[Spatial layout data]
■ ■ ■ ■ ■

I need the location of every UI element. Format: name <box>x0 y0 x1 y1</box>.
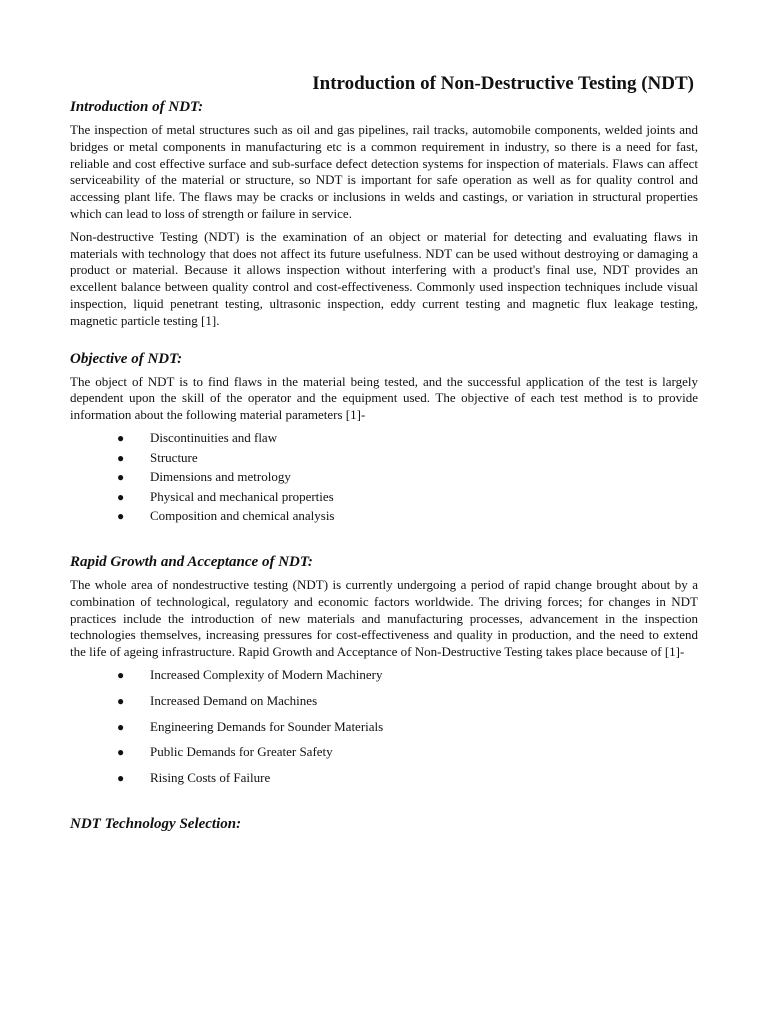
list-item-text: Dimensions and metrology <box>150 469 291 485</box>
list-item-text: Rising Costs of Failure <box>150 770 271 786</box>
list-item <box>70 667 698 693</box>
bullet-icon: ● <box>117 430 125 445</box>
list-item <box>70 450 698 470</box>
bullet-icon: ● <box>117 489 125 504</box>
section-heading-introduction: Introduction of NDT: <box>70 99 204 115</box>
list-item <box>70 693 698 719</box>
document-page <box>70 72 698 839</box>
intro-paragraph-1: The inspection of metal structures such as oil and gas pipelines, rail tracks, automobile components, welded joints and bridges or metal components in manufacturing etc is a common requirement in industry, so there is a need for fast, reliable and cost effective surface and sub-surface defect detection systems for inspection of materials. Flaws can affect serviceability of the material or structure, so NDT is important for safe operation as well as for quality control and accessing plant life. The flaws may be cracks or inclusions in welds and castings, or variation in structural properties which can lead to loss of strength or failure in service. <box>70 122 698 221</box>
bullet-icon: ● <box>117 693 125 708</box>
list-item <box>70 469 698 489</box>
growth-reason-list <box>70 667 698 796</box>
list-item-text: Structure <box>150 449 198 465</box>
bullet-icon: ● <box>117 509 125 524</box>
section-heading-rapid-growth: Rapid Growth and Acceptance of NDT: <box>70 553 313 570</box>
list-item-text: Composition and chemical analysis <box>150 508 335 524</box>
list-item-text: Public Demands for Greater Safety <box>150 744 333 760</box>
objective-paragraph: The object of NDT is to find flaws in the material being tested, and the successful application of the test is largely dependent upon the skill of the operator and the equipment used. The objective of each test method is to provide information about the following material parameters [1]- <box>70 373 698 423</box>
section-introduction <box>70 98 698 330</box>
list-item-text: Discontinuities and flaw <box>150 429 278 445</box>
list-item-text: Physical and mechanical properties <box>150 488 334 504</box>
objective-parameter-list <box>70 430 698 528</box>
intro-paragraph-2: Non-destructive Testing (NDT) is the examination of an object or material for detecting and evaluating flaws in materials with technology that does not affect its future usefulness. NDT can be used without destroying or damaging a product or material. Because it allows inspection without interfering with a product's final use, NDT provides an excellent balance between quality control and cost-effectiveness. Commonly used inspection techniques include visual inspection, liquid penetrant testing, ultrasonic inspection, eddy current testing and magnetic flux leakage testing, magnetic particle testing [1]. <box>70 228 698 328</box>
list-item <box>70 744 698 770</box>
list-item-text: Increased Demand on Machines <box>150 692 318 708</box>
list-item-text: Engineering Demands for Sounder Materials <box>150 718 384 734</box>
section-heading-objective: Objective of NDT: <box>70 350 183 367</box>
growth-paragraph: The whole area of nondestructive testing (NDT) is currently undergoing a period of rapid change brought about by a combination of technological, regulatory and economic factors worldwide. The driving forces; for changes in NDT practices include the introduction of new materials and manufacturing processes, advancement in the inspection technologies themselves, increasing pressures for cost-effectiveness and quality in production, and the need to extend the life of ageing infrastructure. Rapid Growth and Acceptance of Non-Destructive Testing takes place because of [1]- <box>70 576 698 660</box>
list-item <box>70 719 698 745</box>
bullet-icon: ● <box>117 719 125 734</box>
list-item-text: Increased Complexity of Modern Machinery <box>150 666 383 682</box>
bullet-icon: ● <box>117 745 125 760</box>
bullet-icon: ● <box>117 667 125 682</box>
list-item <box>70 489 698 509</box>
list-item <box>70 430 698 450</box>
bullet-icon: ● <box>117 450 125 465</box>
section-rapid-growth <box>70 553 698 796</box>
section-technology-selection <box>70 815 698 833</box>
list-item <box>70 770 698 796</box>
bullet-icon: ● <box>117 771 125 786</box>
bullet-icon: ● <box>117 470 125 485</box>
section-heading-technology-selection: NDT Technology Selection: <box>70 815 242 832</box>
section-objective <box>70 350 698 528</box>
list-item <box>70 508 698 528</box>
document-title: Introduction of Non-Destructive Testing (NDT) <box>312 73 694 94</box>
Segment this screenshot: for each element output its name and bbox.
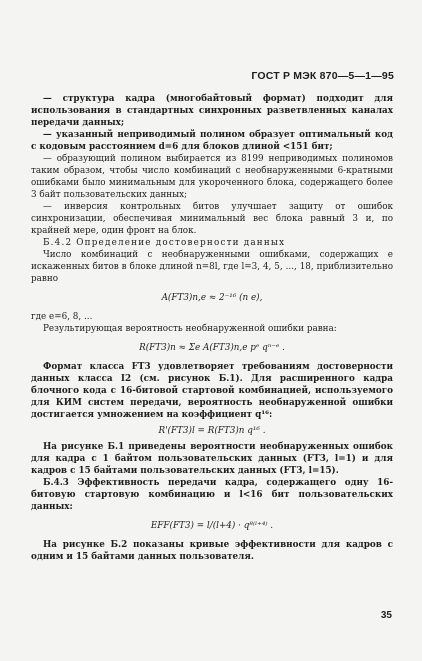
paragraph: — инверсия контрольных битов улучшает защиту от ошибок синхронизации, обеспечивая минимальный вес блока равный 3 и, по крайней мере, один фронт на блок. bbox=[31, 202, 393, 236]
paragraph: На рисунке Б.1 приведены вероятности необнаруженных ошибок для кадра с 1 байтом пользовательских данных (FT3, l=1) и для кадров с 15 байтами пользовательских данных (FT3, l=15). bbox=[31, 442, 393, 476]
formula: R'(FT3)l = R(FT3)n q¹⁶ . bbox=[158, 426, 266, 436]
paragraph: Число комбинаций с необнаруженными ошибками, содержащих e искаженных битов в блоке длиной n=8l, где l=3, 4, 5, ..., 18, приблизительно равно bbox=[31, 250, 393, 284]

■ ■ ■ ■ ■

- Goal -
Return every one of the rows above, each line reproduced without any change, but leave out the pictures.

- Full solution -
I need the location of every UI element. Format: name <box>x0 y0 x1 y1</box>.
list-item-text: Dimensions and metrology <box>150 469 291 485</box>
list-item-text: Rising Costs of Failure <box>150 770 271 786</box>
list-item <box>70 667 698 693</box>
bullet-icon: ● <box>117 430 125 445</box>
list-item <box>70 450 698 470</box>
bullet-icon: ● <box>117 489 125 504</box>
section-heading-introduction: Introduction of NDT: <box>70 99 204 115</box>
list-item <box>70 693 698 719</box>
document-page <box>70 72 698 839</box>
intro-paragraph-1: The inspection of metal structures such as oil and gas pipelines, rail tracks, automobile components, welded joints and bridges or metal components in manufacturing etc is a common requirement in industry, so there is a need for fast, reliable and cost effective surface and sub-surface defect detection systems for inspection of materials. Flaws can affect serviceability of the material or structure, so NDT is important for safe operation as well as for quality control and accessing plant life. The flaws may be cracks or inclusions in welds and castings, or variation in structural properties which can lead to loss of strength or failure in service. <box>70 122 698 221</box>
bullet-icon: ● <box>117 693 125 708</box>
list-item <box>70 469 698 489</box>
growth-reason-list <box>70 667 698 796</box>
list-item-text: Structure <box>150 449 198 465</box>
bullet-icon: ● <box>117 509 125 524</box>
section-heading-rapid-growth: Rapid Growth and Acceptance of NDT: <box>70 553 313 570</box>
list-item-text: Composition and chemical analysis <box>150 508 335 524</box>
list-item-text: Public Demands for Greater Safety <box>150 744 333 760</box>
objective-paragraph: The object of NDT is to find flaws in the material being tested, and the successful application of the test is largely dependent upon the skill of the operator and the equipment used. The objective of each test method is to provide information about the following material parameters [1]- <box>70 373 698 423</box>
section-introduction <box>70 98 698 330</box>
list-item-text: Discontinuities and flaw <box>150 429 278 445</box>
list-item-text: Physical and mechanical properties <box>150 488 334 504</box>
objective-parameter-list <box>70 430 698 528</box>
intro-paragraph-2: Non-destructive Testing (NDT) is the examination of an object or material for detecting and evaluating flaws in materials with technology that does not affect its future usefulness. NDT can be used without destroying or damaging a product or material. Because it allows inspection without interfering with a product's final use, NDT provides an excellent balance between quality control and cost-effectiveness. Commonly used inspection techniques include visual inspection, liquid penetrant testing, ultrasonic inspection, eddy current testing and magnetic flux leakage testing, magnetic particle testing [1]. <box>70 228 698 328</box>
list-item <box>70 744 698 770</box>
list-item-text: Increased Demand on Machines <box>150 692 318 708</box>
list-item-text: Engineering Demands for Sounder Materials <box>150 718 384 734</box>
section-heading-objective: Objective of NDT: <box>70 350 183 367</box>
growth-paragraph: The whole area of nondestructive testing (NDT) is currently undergoing a period of rapid change brought about by a combination of technological, regulatory and economic factors worldwide. The driving forces; for changes in NDT practices include the introduction of new materials and manufacturing processes, advancement in the inspection technologies themselves, increasing pressures for cost-effectiveness and quality in production, and the need to extend the life of ageing infrastructure. Rapid Growth and Acceptance of Non-Destructive Testing takes place because of [1]- <box>70 576 698 660</box>
list-item <box>70 719 698 745</box>
bullet-icon: ● <box>117 719 125 734</box>
list-item-text: Increased Complexity of Modern Machinery <box>150 666 383 682</box>
bullet-icon: ● <box>117 745 125 760</box>
bullet-icon: ● <box>117 667 125 682</box>
list-item <box>70 489 698 509</box>
list-item <box>70 430 698 450</box>
bullet-icon: ● <box>117 450 125 465</box>
section-rapid-growth <box>70 553 698 796</box>
section-technology-selection <box>70 815 698 833</box>
list-item <box>70 770 698 796</box>
bullet-icon: ● <box>117 771 125 786</box>
bullet-icon: ● <box>117 470 125 485</box>
section-heading-technology-selection: NDT Technology Selection: <box>70 815 242 832</box>
section-objective <box>70 350 698 528</box>
list-item <box>70 508 698 528</box>
document-title: Introduction of Non-Destructive Testing (NDT) <box>312 73 694 94</box>
Segment this screenshot: for each element output its name and bbox.
paragraph: — инверсия контрольных битов улучшает защиту от ошибок синхронизации, обеспечивая минимальный вес блока равный 3 и, по крайней мере, один фронт на блок. bbox=[31, 202, 393, 236]
paragraph: На рисунке Б.1 приведены вероятности необнаруженных ошибок для кадра с 1 байтом пользовательских данных (FT3, l=1) и для кадров с 15 байтами пользовательских данных (FT3, l=15). bbox=[31, 442, 393, 476]
formula: R'(FT3)l = R(FT3)n q¹⁶ . bbox=[158, 426, 266, 436]
paragraph: Число комбинаций с необнаруженными ошибками, содержащих e искаженных битов в блоке длиной n=8l, где l=3, 4, 5, ..., 18, приблизительно равно bbox=[31, 250, 393, 284]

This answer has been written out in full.